* ページ抜粋
——————————
プロフィール久田恵の主宰する編集プロダクション「花げし舎」チームが、各地で取材を進めていきます。
久田 恵(ひさだ めぐみ)

北海道室蘭市生まれ。1990年『フイリッピーナを愛した男たち』(文藝春秋)で、第21回大宅壮一ノンフィクション賞を受賞。
著書に『ニッポン貧困最前線-ケースワーカーと呼ばれる人々』(文藝春秋・文庫)、『シクスティーズの日々』(朝日新聞社)など。現在、読売新聞「人生案内」の回答者、現在、産経新聞にてエッセイを連載中。

第57回②
NPO法人ピアサポートネットしぶや 理事長 相川良子さん
活動の中心になるのは若者たち
趣味や興味は同世代にわかりやすいんです

NPO法人ピアサポートネットしぶや
理事長 相川良子さん
1936年生まれ。東京学芸大学を卒業後、1958年より中学校の社会科教師を務める。1980〜90年代に渋谷区の中学校に赴任し、教頭と校長を経て、社会教育に関わる。2009年にピアサポートネットしぶやを設立。不登校やひきこもりなどの子どもや若者の自立支援をおこなっている。

 取材・文 毛利マスミ

――前回は居場所づくりを始めた理由や相川さんのモチベーションについてうかがいました。今回は、渋谷ファンインの活動や相川さんの役割についてお話を聞かせていただきます。

――渋谷ファンインの活動について教えてください。

 ファンインの名は、中国語で歓迎という意味で、「ん」が入るのも「うん→運」みたいでいいねっていうようなことで決めました。1999年に渋谷区上原で始まった中高生がのんびりゆったり、誰にも指図されずに過ごせる居場所「渋谷ファンイン」は、現在、代官山や原宿、広尾、西原など区内5カ所に、子どもたちが歩いたり自転車で乗りつけたりできる中学校区を単位に開かれています。
 運営に当たって必要な「ヒト・モノ・カネ」については私たちがコンサルを務めて、各地のファンインはそれぞれ自分たちができること、やりたいことをやればいいというスタイルです。そして、それぞれのファンインをつなげるネットワークの「要」の役割を担っているのが私たち「ピアサポートネットしぶや」なんです。

 渋谷ファンインは、それぞれがオリジナリティをもちつつ、子どもへの「共通な思い」で互いにつながっていますが、その活動は本当に多彩です。たとえば、代官山ファンインは中学校の地下体育館を利用して、毎年夏におばけ屋敷を開催。6月から準備を始めて夏休みの3日間だけ地域に開放する活動を、10年以上続けてきました。準備をするのは中高生と大学生。体育館全部を使っての壮大なおばけ屋敷に加え、焼き鳥やかき氷などの屋台も出るなど、毎年1000人以上を集める大人気のイベントです。コロナ禍で中断していますが、再開が待たれますね。また、原宿ファンインは地域のコミュニティセンターの体育館を利用して、毎週水曜に地域の子どもたちが体を動かすのを「ただ見守る」という活動を続けています。また上原ファンインでは、月1回の子ども食堂と週3回の居場所活動をおこなっています。

――10年以上前に相川さんの蒔いたタネが、今、さまざまに花開いているのですね。活動のなかでは10〜20代の若者の存在が重要だとうかがっています。
——————————
* 提示された記録
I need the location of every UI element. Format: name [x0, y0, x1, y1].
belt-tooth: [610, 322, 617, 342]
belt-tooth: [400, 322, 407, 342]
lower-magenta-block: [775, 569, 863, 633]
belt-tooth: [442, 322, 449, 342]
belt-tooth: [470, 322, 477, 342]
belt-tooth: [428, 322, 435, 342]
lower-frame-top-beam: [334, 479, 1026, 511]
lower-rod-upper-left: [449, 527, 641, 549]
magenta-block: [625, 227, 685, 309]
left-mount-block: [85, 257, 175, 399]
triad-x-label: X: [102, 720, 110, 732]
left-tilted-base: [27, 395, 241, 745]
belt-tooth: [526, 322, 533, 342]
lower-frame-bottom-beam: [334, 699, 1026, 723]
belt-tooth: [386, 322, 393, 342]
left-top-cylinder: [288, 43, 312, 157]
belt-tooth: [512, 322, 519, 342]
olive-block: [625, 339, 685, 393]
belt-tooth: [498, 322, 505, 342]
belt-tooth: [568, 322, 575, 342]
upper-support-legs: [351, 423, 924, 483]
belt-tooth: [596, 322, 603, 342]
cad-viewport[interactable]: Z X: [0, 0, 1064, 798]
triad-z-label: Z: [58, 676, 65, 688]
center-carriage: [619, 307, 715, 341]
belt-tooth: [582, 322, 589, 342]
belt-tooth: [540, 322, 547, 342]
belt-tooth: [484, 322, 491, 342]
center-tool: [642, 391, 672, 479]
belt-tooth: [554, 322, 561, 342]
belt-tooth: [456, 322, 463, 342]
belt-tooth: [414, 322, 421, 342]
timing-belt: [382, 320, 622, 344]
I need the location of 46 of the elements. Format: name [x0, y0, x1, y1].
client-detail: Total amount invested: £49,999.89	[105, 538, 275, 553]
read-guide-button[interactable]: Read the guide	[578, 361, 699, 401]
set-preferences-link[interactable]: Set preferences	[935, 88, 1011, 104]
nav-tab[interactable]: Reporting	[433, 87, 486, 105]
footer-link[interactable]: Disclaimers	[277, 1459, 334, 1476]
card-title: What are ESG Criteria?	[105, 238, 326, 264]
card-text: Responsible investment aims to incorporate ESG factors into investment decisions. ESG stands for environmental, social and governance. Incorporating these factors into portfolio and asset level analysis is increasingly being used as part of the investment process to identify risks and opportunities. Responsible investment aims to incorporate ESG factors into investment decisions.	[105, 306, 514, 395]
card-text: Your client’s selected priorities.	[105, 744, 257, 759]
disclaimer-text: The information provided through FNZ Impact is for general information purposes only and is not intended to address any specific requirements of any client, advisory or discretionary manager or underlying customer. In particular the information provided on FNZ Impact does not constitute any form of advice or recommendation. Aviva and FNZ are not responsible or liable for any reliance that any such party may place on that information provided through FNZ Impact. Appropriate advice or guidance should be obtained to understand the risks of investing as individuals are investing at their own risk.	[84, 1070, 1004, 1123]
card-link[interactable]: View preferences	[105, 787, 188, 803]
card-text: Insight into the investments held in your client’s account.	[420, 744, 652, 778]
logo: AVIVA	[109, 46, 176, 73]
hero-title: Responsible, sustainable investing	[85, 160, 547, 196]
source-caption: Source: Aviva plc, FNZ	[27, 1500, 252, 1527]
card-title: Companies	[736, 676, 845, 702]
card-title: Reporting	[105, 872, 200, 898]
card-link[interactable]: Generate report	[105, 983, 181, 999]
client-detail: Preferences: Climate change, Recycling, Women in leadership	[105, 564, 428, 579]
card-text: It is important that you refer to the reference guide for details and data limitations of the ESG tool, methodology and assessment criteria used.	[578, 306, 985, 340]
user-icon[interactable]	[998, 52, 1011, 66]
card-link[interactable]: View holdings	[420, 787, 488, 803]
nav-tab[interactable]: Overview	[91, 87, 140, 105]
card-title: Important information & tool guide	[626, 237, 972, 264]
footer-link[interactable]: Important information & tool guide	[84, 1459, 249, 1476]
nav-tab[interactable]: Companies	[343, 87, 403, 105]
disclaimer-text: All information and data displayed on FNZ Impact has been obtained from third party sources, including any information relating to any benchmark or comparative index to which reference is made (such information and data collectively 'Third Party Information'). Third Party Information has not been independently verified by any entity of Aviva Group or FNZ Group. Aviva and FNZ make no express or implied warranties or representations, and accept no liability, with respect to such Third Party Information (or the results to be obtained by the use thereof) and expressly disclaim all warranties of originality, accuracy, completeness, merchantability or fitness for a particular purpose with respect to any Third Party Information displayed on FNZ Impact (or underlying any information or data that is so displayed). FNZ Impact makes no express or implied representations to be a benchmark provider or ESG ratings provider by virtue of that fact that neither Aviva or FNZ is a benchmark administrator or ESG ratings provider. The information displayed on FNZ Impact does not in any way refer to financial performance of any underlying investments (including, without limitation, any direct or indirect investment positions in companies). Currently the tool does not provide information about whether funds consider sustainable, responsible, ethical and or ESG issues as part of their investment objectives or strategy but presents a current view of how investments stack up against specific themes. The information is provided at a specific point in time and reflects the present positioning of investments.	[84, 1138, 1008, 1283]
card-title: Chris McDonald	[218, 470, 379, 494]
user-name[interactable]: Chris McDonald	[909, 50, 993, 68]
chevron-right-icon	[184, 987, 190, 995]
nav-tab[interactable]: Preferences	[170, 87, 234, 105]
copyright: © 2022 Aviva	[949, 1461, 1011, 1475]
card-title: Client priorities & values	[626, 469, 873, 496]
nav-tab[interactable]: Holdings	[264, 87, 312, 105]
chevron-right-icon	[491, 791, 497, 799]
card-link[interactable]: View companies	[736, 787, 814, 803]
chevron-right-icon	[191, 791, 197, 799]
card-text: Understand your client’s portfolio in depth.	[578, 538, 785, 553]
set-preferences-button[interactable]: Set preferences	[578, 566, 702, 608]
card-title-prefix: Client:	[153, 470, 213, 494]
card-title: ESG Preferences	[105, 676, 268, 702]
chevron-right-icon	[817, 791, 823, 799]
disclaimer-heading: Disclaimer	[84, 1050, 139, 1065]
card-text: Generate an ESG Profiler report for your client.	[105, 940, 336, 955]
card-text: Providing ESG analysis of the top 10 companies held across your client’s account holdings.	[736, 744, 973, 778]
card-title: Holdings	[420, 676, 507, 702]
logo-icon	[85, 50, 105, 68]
——————————
* 課題
相川良子さんへのインタビューの続きを、最後の文の後から書いてください。

* 課題の結果
 ファンインは地域の大人が運営し、若者が活動を支えるシステムです。活動の原則は、スタートの時と同様に「自分たちがやれることをやる」ということ。それを貫き通して、必要な資金については私たち「ピアサポートネットしぶや」があちこちから集めています。
 1999年のスタートの際は、文科省の「地域活動促進事業」の委託を受けましたが、2001年には「子どもゆめ基金」の助成を受けるようになり、また、文科省の奉仕活動・体験活動支援センター事業の委託も受けるなど、学校や地域、企業、NPOなどとの連携も進みました。

 ファンインでは、参加してくれる若者や大人ボランティアに、交通費程度として毎回2000円を支払うことを続けています。これは、約束料というか、責任料というか。その日に「行きますよ」と約束したのに来なかったら、子どもはもちろん、みんなが困ってしまいます。なので、そのためにはちゃんとお支払いもしますよ、ということで続けています。この、「2000円を支払う」というシステムがあったからこそ、活動をこれまで続けてられたというか、このシステムがなかったら続いてなかったと思います。

 さらに大事だと思っているのは、「若者たちが子どもの遊び相手になる」ということで、活動の中心に若者を置くことです。大学生たちをユースパートナーと呼んで、子どもたちの遊び相手になってもらっています。それぞれのファンインでは、大人は困った時の助け舟として存在するにとどまり、中高生に最大限に自由にいられることを確保します。その上でユースパートナーである大学生は、中高生が「誰もが気軽に」「自分を認める」「挑戦するチャンスがある」「仲間ができる」ようにサポートします。

――なぜ若者を活動の中心におくことが、大事だと思ってらっしゃるのでしょうか?

 共通の価値観です。年齢差があると、時代の雰囲気や入ってくる情報がずれてしまうんです。趣味だったり興味だったりというのは、同世代にわかりやすい。音楽一つにしてもそうですよね。
 一方、まったく異なる世代との交流も必要なんですよ。意外と高齢者と中学生がうまくいくということもあります。一番、合わないのが親世代と中学生ですね。高齢者だと、色々なことを言っても「そうだ、そうだ。そういうこともあるよね」ということで済まされるのですが、親子みたいになると「それは間違っているんじゃないの?」というのが出てしまいます。 「間違っているかどうかは、自分で考えるしかないじゃん」と、返せる余裕を持った人がいいんです。
 その点、大学生と中学生だったら非常に狭い範囲で結びつけます。そしてその結びつきが、中学生の元気の素になっていくんです。

――ありがとうございました。次回は、ピアサポートネットしぶやの活動とピアサポーターの役割についておうかがいします。

週3回で居場所を開いている上原ファンイン。体を動かす活動も大切にしている。